Problem A =
Condense the paragraph beginning "And then there are the violent storms" in the article on Hitoshi Nakama below into a short bulleted list that keeps its main facts.

Document segment =
>>>
Hitoshi Nakama plies a dangerous trade.
The 71-year-old man is a member of the Ishigaki City Council in the prefecture of Okinawa, a position he has held for seven consecutive terms since he was first elected in 1994.
But far more treacherous than local politics is Mr. Nakama’s means of livelihood — deep-sea fishing.
Mr. Nakama’s trusty boat, the Tsurumaru, carries him and a helper or two from Ishigaki out onto the Pacific Ocean, where they drop lines into the water, looking for the seafood that graces tables in Japan. (“Tsuru” means “crane,” the long-necked bird, in Japanese, and is also a play on the word for “to fish”).
The work is fraught with peril. The Tsurumaru’s deck is kept tidy, but Mr. Nakama stands at the stern and baits big hooks as the boat inches ahead — a challenge even for a veteran. The potential for injury is ever-present.
And then there are the violent storms that rise up on the horizon, tossing the tiny Tsurumaru to and fro. Reading the skies and currents, keeping an eye on the radar and an ear open for warnings on the marine-band radio are essential to staying one step ahead of the weather.
When the sky darkens and the waves stir in anger, the crew is reminded that the Tsurumaru is their only lifeline. “Every time I go out, something or other on the boat breaks down,” Mr. Nakama remarked on his Twitter page on August 17, 2021. Keeping the Tsurumaru in oceangoing condition is a full-time job in itself. If the engine fails while the Tsurumaru is bobbing on water that can be several miles deep, storm-driven Pacific swells could easily swallow her and her skeleton crew down to the bottom.
A New Kind of Danger
Hitoshi Nakama has been a fisherman for 27 years, facing down ocean and marine life while navigating local politics on the side. Now, arguably, is the most dangerous time of all.
When Mr. Nakama leaves port and heads for his usual fishing grounds — the Senkaku Islands (part of Ishigaki City, Okinawa Prefecture) — he is often shadowed, not by sharks, but by another kind of predator: the Chinese Coast Guard.
<<<
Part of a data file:
>>>
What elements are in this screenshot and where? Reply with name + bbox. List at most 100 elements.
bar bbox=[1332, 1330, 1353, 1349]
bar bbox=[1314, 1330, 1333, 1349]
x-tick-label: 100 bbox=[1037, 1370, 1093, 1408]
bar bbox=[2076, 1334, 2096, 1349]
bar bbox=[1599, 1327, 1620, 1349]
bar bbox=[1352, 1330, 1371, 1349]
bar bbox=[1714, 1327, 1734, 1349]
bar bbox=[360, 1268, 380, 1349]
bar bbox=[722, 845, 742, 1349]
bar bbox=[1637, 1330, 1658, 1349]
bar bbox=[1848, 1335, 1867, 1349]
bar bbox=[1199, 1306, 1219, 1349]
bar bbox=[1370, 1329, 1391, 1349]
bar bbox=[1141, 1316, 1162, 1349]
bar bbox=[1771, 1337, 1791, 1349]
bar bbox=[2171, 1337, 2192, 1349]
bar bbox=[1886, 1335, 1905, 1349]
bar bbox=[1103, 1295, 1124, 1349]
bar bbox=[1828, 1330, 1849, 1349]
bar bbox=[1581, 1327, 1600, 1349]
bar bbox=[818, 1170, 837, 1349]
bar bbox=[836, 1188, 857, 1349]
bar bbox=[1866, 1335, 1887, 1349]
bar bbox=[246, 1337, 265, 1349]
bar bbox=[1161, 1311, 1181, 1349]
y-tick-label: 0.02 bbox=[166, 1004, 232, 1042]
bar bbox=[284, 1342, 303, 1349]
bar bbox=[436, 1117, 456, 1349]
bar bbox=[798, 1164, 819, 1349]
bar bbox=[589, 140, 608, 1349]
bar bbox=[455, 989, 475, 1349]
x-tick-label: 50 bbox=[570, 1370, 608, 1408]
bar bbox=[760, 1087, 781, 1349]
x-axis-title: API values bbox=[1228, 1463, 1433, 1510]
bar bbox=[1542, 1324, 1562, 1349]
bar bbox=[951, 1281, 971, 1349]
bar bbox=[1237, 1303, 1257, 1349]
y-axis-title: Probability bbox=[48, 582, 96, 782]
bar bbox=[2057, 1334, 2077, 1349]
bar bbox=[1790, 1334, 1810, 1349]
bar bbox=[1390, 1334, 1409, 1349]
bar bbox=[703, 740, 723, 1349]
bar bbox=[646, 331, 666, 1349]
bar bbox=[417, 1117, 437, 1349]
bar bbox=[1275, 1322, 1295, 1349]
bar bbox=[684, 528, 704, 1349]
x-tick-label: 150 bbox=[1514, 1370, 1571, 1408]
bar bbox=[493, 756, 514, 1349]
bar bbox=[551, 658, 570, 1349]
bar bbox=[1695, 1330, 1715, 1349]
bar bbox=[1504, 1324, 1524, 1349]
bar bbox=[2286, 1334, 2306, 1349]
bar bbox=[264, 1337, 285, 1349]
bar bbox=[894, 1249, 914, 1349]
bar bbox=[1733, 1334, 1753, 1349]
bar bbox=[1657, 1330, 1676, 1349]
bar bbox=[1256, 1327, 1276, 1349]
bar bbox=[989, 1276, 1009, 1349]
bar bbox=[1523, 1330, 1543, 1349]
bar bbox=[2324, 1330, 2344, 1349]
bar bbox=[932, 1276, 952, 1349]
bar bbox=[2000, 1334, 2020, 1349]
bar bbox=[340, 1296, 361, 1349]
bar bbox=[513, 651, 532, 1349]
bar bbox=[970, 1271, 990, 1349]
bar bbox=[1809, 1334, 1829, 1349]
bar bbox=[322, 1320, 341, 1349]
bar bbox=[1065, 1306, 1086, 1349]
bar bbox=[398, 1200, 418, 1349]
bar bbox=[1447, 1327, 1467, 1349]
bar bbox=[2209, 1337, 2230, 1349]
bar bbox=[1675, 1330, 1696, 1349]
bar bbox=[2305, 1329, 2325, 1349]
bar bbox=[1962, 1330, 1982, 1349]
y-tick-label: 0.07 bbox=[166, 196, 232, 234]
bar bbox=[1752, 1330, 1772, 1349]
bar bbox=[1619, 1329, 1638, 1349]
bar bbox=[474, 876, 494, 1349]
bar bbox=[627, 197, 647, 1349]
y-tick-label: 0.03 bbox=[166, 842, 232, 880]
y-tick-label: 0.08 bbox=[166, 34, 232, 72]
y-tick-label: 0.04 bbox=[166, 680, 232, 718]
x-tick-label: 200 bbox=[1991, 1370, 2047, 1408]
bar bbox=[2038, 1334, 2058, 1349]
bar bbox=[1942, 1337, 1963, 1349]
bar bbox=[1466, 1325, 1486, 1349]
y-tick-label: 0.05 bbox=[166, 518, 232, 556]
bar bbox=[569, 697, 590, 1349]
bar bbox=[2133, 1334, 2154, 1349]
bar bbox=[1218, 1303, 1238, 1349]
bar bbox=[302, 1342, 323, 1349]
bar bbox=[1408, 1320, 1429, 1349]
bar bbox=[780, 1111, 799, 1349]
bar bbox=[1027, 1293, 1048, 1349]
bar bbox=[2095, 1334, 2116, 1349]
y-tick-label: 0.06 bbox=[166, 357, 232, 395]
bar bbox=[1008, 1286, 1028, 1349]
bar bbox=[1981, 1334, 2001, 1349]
<<<
Problem B =
Quote the rows of the data file word for word, starting at the first row and ending at the row that contains "bar bbox=[1866, 1335, 1887, 1349]".

Written response A =
- Violent storms rise on the horizon and toss the small Tsurumaru back and forth.
- Staying one step ahead of the weather requires:
  - reading the skies and currents
  - watching the radar
  - listening for warnings on the marine-band radio

Written response B =
What elements are in this screenshot and where? Reply with name + bbox. List at most 100 elements.
bar bbox=[1332, 1330, 1353, 1349]
bar bbox=[1314, 1330, 1333, 1349]
x-tick-label: 100 bbox=[1037, 1370, 1093, 1408]
bar bbox=[2076, 1334, 2096, 1349]
bar bbox=[1599, 1327, 1620, 1349]
bar bbox=[1352, 1330, 1371, 1349]
bar bbox=[1714, 1327, 1734, 1349]
bar bbox=[360, 1268, 380, 1349]
bar bbox=[722, 845, 742, 1349]
bar bbox=[1637, 1330, 1658, 1349]
bar bbox=[1848, 1335, 1867, 1349]
bar bbox=[1199, 1306, 1219, 1349]
bar bbox=[1370, 1329, 1391, 1349]
bar bbox=[1141, 1316, 1162, 1349]
bar bbox=[1771, 1337, 1791, 1349]
bar bbox=[2171, 1337, 2192, 1349]
bar bbox=[1886, 1335, 1905, 1349]
bar bbox=[1103, 1295, 1124, 1349]
bar bbox=[1828, 1330, 1849, 1349]
bar bbox=[1581, 1327, 1600, 1349]
bar bbox=[818, 1170, 837, 1349]
bar bbox=[836, 1188, 857, 1349]
bar bbox=[1866, 1335, 1887, 1349]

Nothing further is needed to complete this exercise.